→ **What is being asked**
Take each line containing the word "Rejection" and copy it.

· · · ·

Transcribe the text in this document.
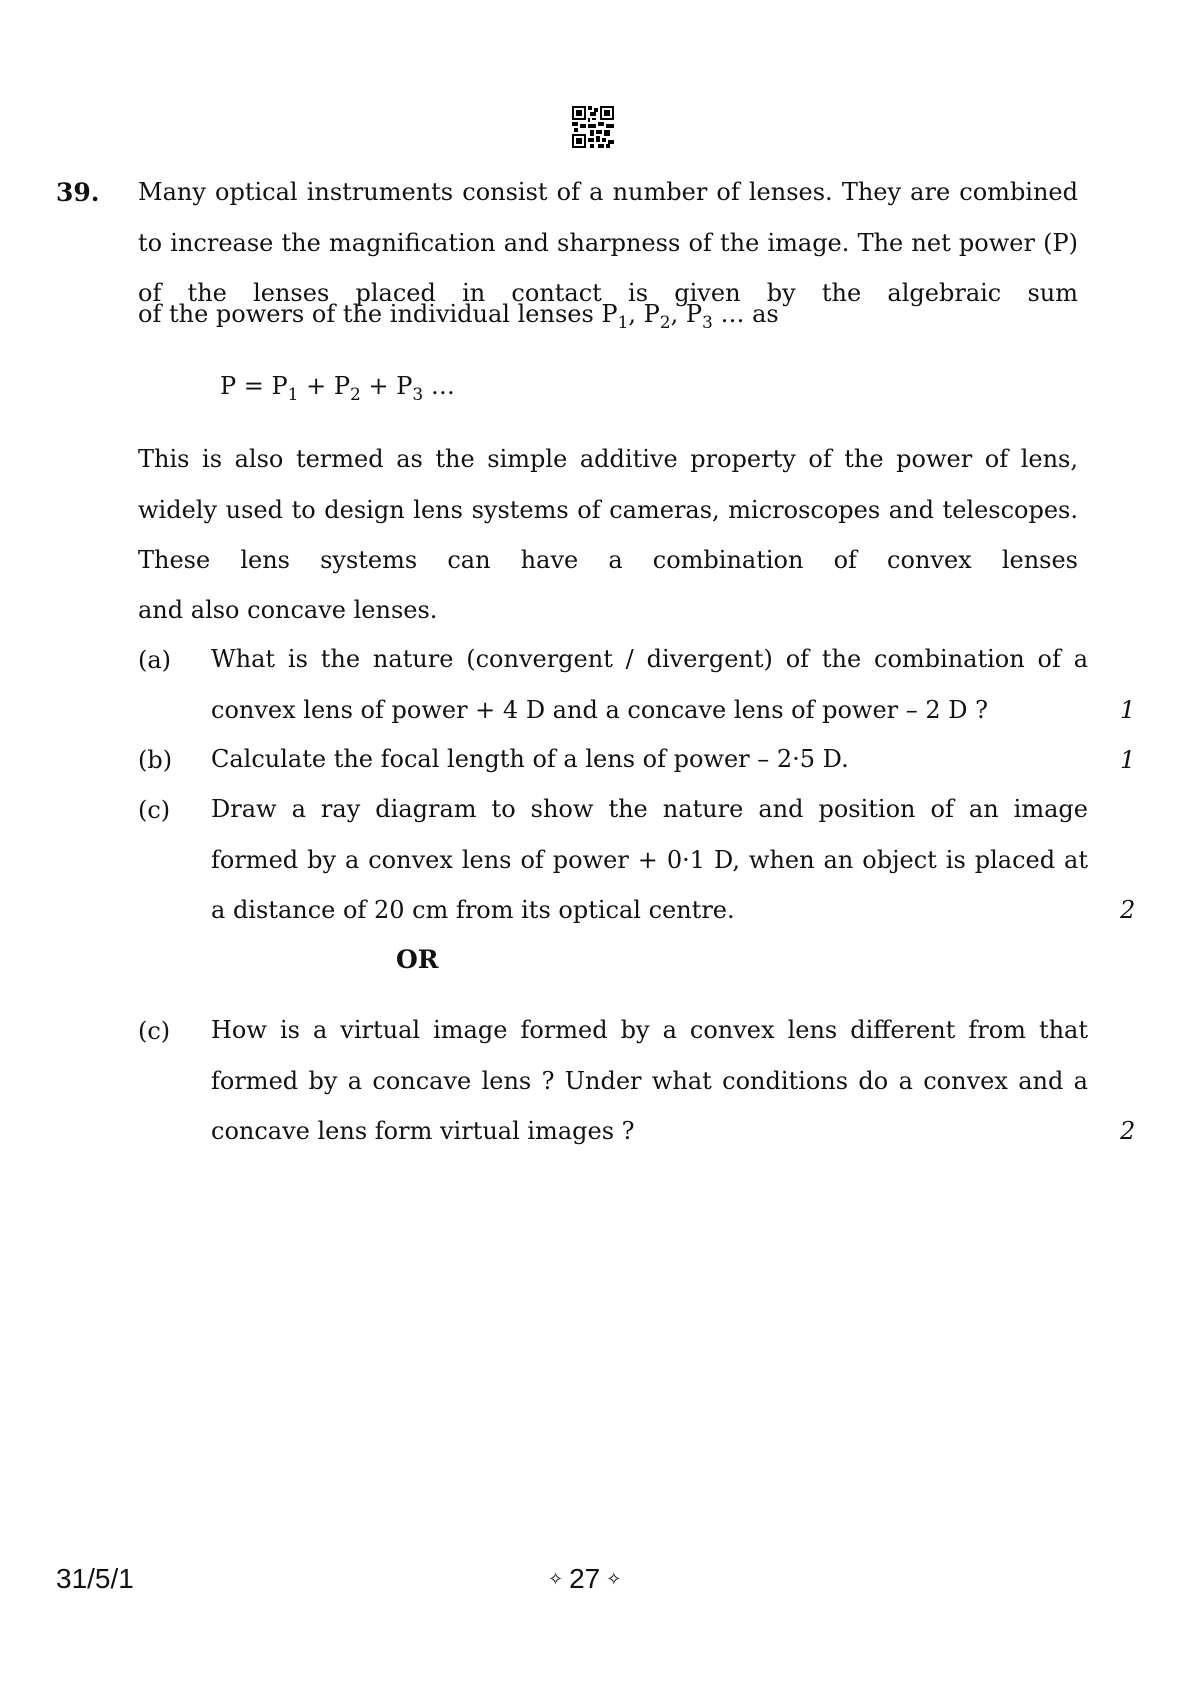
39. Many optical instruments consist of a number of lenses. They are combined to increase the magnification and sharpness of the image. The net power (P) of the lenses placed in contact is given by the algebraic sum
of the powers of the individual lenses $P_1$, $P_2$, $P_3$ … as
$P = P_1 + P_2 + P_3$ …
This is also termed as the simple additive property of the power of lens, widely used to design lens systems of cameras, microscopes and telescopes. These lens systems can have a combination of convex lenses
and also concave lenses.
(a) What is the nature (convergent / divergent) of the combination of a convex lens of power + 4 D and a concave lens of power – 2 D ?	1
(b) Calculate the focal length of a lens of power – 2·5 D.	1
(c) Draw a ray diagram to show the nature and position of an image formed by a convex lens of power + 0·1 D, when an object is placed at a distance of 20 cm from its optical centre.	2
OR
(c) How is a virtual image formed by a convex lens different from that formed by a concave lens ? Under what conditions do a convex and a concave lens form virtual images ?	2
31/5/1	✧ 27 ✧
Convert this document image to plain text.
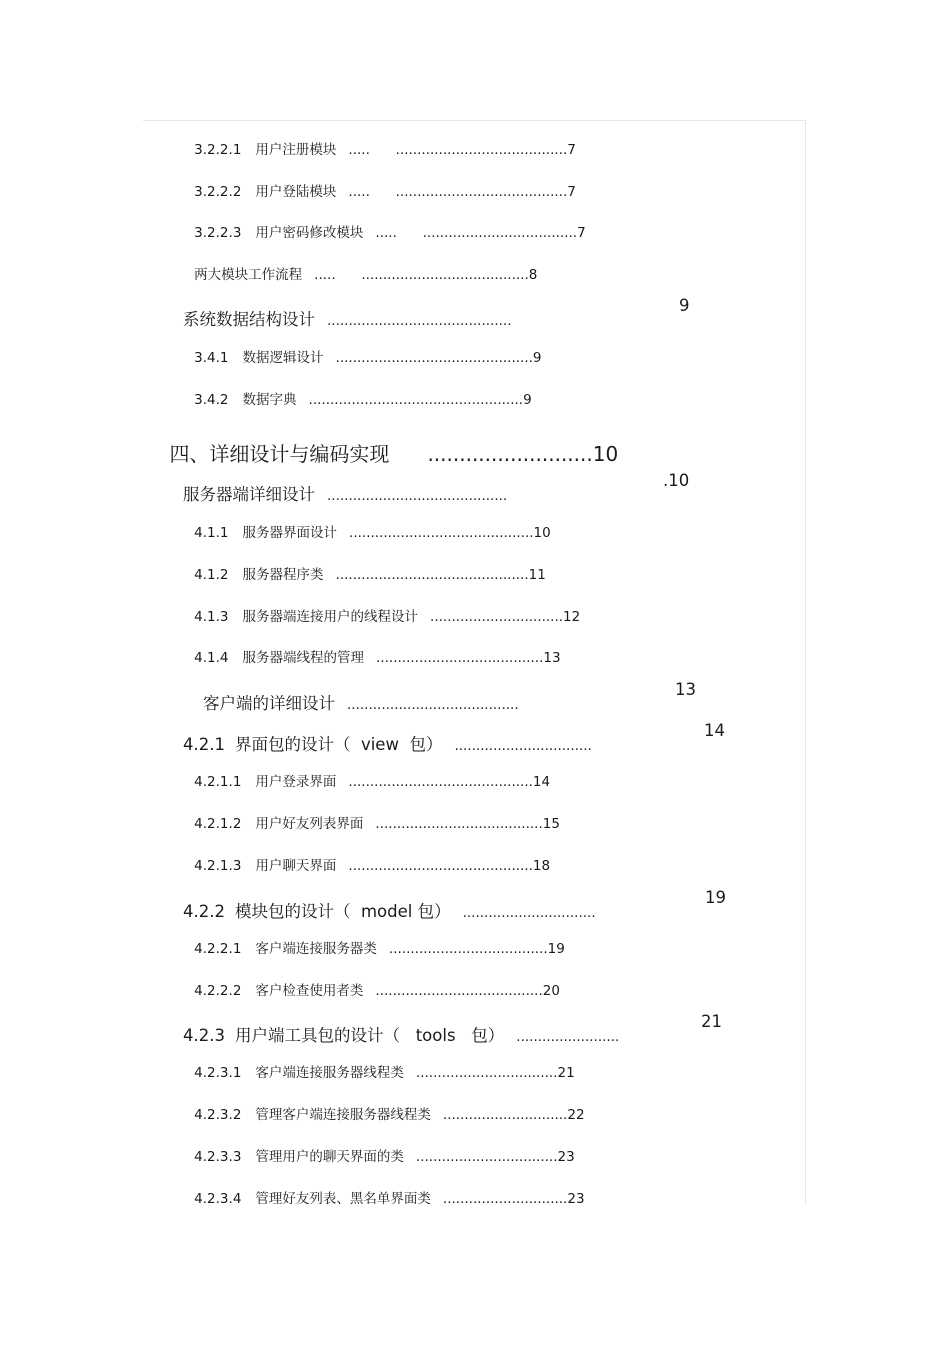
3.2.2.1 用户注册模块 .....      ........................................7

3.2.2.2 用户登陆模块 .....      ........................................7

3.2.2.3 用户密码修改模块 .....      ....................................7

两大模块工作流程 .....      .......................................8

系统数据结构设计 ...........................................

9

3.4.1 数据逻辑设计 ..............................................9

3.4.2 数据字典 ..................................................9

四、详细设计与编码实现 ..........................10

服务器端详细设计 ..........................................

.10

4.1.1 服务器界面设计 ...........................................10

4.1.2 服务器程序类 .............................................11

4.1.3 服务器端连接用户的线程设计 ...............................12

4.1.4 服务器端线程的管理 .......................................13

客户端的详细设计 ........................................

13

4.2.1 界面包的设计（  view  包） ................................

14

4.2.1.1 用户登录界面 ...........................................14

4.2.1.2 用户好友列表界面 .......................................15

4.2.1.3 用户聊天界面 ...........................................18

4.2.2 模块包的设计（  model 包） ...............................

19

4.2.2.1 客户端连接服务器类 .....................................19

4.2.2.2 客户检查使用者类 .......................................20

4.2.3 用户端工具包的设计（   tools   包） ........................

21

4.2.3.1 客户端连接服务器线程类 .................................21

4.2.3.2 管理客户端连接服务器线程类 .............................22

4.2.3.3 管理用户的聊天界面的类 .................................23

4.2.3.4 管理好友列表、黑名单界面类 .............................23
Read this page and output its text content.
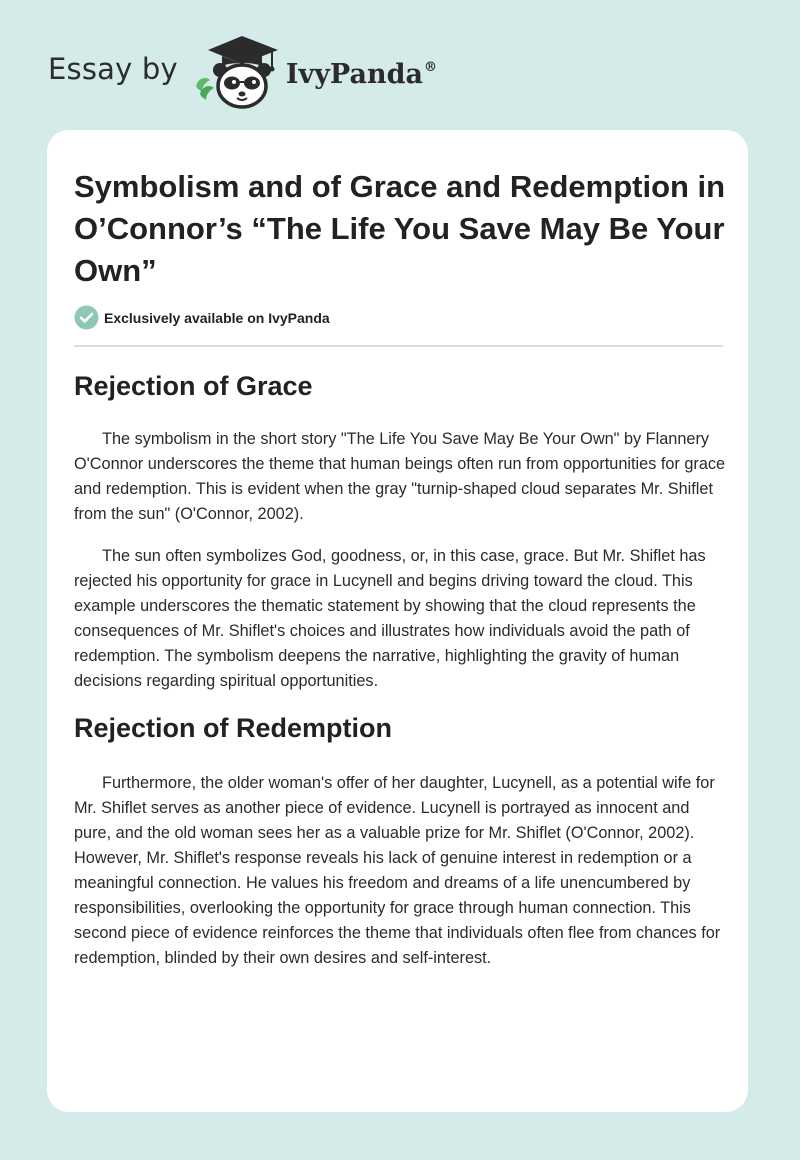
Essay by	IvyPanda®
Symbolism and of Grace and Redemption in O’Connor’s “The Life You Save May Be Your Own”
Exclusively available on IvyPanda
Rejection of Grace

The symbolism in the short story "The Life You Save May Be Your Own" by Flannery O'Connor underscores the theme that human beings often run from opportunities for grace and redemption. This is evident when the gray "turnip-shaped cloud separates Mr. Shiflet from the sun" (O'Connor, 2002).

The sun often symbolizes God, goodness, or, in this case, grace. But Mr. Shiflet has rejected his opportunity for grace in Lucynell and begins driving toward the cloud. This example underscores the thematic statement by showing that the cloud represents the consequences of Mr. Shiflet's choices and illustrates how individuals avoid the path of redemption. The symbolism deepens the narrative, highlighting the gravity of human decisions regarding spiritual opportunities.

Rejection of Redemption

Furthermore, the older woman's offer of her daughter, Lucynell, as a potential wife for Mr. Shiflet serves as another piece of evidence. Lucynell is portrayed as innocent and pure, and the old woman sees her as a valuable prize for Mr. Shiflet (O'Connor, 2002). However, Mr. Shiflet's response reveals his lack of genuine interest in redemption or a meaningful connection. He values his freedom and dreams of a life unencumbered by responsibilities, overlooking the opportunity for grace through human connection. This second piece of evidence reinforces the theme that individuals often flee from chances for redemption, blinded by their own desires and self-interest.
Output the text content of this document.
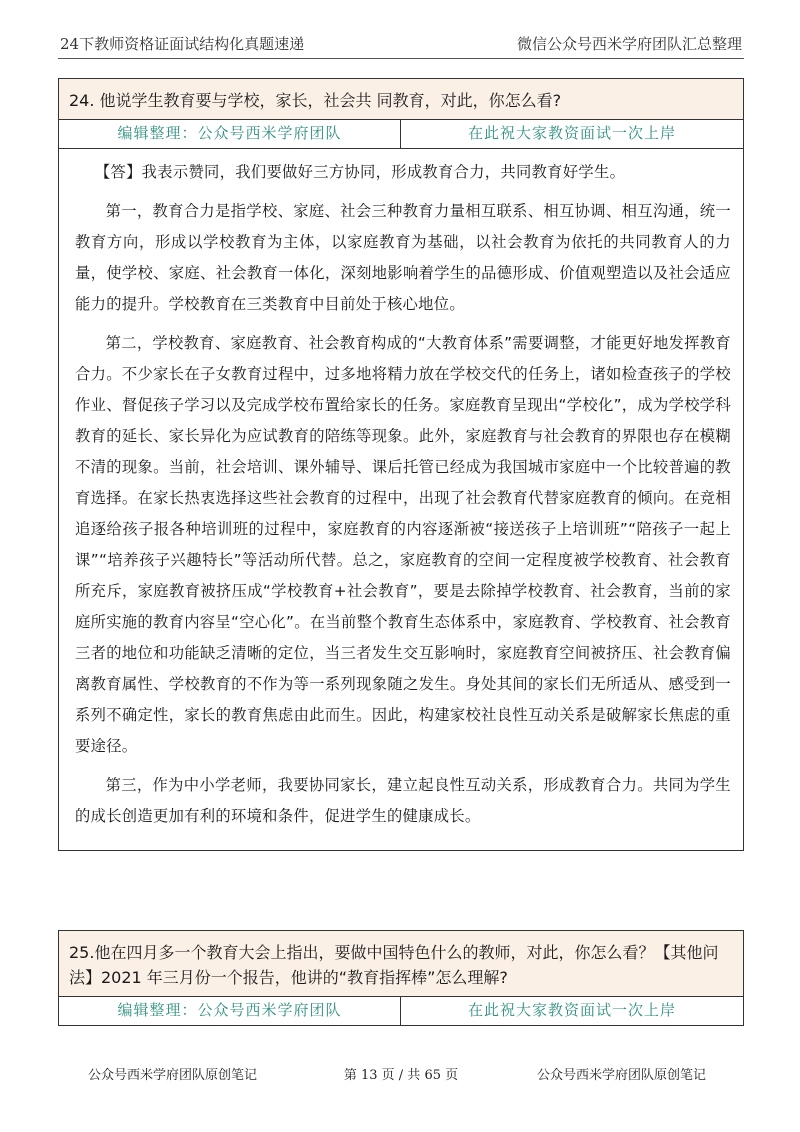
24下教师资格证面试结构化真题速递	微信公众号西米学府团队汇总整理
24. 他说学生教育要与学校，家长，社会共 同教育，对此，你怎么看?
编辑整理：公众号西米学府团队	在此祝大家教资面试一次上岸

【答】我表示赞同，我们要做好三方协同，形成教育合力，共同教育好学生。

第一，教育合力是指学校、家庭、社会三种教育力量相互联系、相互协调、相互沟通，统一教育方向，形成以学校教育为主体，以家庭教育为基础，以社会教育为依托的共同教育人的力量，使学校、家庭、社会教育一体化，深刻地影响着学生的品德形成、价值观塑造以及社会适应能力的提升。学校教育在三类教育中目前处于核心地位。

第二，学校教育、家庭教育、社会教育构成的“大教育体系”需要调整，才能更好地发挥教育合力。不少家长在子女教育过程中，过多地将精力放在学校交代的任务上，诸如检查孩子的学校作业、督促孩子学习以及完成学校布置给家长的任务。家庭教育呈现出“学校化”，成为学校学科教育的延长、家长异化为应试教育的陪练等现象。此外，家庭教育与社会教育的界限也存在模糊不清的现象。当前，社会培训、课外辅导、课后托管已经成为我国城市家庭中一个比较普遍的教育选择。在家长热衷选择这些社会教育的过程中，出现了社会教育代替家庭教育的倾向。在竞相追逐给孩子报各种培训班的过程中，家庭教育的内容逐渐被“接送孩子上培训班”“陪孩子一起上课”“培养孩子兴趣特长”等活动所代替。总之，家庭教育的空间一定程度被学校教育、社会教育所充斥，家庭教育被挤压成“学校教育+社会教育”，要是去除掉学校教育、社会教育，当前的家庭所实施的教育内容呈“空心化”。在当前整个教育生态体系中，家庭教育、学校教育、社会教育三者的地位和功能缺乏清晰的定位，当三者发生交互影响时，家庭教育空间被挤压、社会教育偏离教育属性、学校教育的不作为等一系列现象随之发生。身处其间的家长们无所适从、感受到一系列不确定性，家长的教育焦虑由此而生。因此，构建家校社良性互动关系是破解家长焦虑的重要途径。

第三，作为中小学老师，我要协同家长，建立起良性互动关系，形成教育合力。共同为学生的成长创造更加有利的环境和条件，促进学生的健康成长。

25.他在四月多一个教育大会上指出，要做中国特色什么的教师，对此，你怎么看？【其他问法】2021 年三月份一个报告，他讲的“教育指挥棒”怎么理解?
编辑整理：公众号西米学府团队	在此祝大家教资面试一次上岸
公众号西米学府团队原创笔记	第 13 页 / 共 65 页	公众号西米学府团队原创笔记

· · · ·

→ **The reply**
Rejection of Grace
Rejection of Redemption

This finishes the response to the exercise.